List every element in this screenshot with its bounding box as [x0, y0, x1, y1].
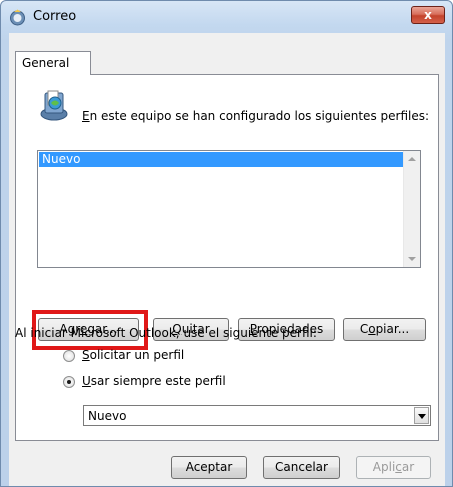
always-profile-radio[interactable] [63, 376, 75, 388]
close-icon: x [424, 8, 432, 22]
apply-label-end: ar [401, 460, 415, 474]
apply-button[interactable]: Aplicar [356, 456, 431, 479]
window-title: Correo [33, 9, 77, 24]
radio-selected-dot [67, 380, 71, 384]
title-bar[interactable]: Correo x [1, 1, 452, 33]
copy-label-accel: o [368, 322, 376, 336]
apply-label-accel: c [395, 460, 402, 474]
profiles-intro: En este equipo se han configurado los si… [82, 109, 429, 123]
profiles-list[interactable]: Nuevo [37, 150, 421, 268]
profiles-icon [40, 90, 68, 121]
list-scrollbar[interactable] [403, 151, 420, 267]
mail-app-icon [10, 9, 25, 26]
copy-label-end: piar... [375, 322, 410, 336]
copy-button[interactable]: Copiar... [343, 318, 426, 341]
ok-button[interactable]: Aceptar [171, 456, 247, 479]
intro-accel: E [82, 109, 90, 123]
profile-select[interactable]: Nuevo [83, 405, 431, 426]
tab-general[interactable]: General [15, 51, 91, 75]
prompt-accel: S [82, 348, 90, 362]
always-text: sar siempre este perfil [90, 374, 226, 388]
scroll-up-icon[interactable] [408, 157, 416, 161]
intro-text: n este equipo se han configurado los sig… [89, 109, 430, 123]
prompt-text: olicitar un perfil [89, 348, 185, 362]
prompt-profile-label[interactable]: Solicitar un perfil [82, 348, 184, 362]
mail-dialog: Correo x General En este equipo se han c… [0, 0, 453, 487]
list-item[interactable]: Nuevo [39, 152, 403, 167]
chevron-down-icon [418, 414, 426, 419]
apply-label-start: Apli [372, 460, 396, 474]
prompt-profile-radio[interactable] [63, 350, 75, 362]
always-profile-label[interactable]: Usar siempre este perfil [82, 374, 226, 388]
general-panel: En este equipo se han configurado los si… [15, 74, 439, 441]
close-button[interactable]: x [411, 6, 445, 24]
dialog-client-area: General En este equipo se han configurad… [9, 33, 445, 486]
copy-label-start: C [359, 322, 369, 336]
profile-select-value: Nuevo [88, 409, 127, 423]
cancel-button[interactable]: Cancelar [263, 456, 340, 479]
startup-profile-label: Al iniciar Microsoft Outlook, use el sig… [15, 326, 317, 340]
profile-select-button[interactable] [414, 407, 429, 424]
always-accel: U [82, 374, 91, 388]
scroll-down-icon[interactable] [408, 257, 416, 261]
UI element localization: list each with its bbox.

•••

* **What is required**: Rewrite all of the items above, putting "Principal" in place of "Nuevo" wherever it occurs and keeping every other line unchanged. Omit the pictures.

* **Full output**:
List every element in this screenshot with its bounding box as [x0, y0, x1, y1].
always-profile-radio[interactable] [63, 376, 75, 388]
close-icon: x [424, 8, 432, 22]
apply-label-end: ar [401, 460, 415, 474]
apply-button[interactable]: Aplicar [356, 456, 431, 479]
window-title: Correo [33, 9, 77, 24]
radio-selected-dot [67, 380, 71, 384]
title-bar[interactable]: Correo x [1, 1, 452, 33]
copy-label-accel: o [368, 322, 376, 336]
apply-label-accel: c [395, 460, 402, 474]
profiles-intro: En este equipo se han configurado los si… [82, 109, 429, 123]
profiles-list[interactable]: Principal [37, 150, 421, 268]
profiles-icon [40, 90, 68, 121]
list-scrollbar[interactable] [403, 151, 420, 267]
mail-app-icon [10, 9, 25, 26]
copy-label-end: piar... [375, 322, 410, 336]
copy-button[interactable]: Copiar... [343, 318, 426, 341]
ok-button[interactable]: Aceptar [171, 456, 247, 479]
intro-accel: E [82, 109, 90, 123]
profile-select[interactable]: Principal [83, 405, 431, 426]
tab-general[interactable]: General [15, 51, 91, 75]
prompt-accel: S [82, 348, 90, 362]
always-text: sar siempre este perfil [90, 374, 226, 388]
scroll-up-icon[interactable] [408, 157, 416, 161]
intro-text: n este equipo se han configurado los sig… [89, 109, 430, 123]
prompt-text: olicitar un perfil [89, 348, 185, 362]
prompt-profile-label[interactable]: Solicitar un perfil [82, 348, 184, 362]
mail-dialog: Correo x General En este equipo se han c… [0, 0, 453, 487]
list-item[interactable]: Principal [39, 152, 403, 167]
chevron-down-icon [418, 414, 426, 419]
apply-label-start: Apli [372, 460, 396, 474]
prompt-profile-radio[interactable] [63, 350, 75, 362]
always-profile-label[interactable]: Usar siempre este perfil [82, 374, 226, 388]
general-panel: En este equipo se han configurado los si… [15, 74, 439, 441]
close-button[interactable]: x [411, 6, 445, 24]
dialog-client-area: General En este equipo se han configurad… [9, 33, 445, 486]
copy-label-start: C [359, 322, 369, 336]
profile-select-value: Principal [88, 409, 127, 423]
cancel-button[interactable]: Cancelar [263, 456, 340, 479]
startup-profile-label: Al iniciar Microsoft Outlook, use el sig… [15, 326, 317, 340]
profile-select-button[interactable] [414, 407, 429, 424]
always-accel: U [82, 374, 91, 388]
scroll-down-icon[interactable] [408, 257, 416, 261]
UI element localization: list each with its bbox.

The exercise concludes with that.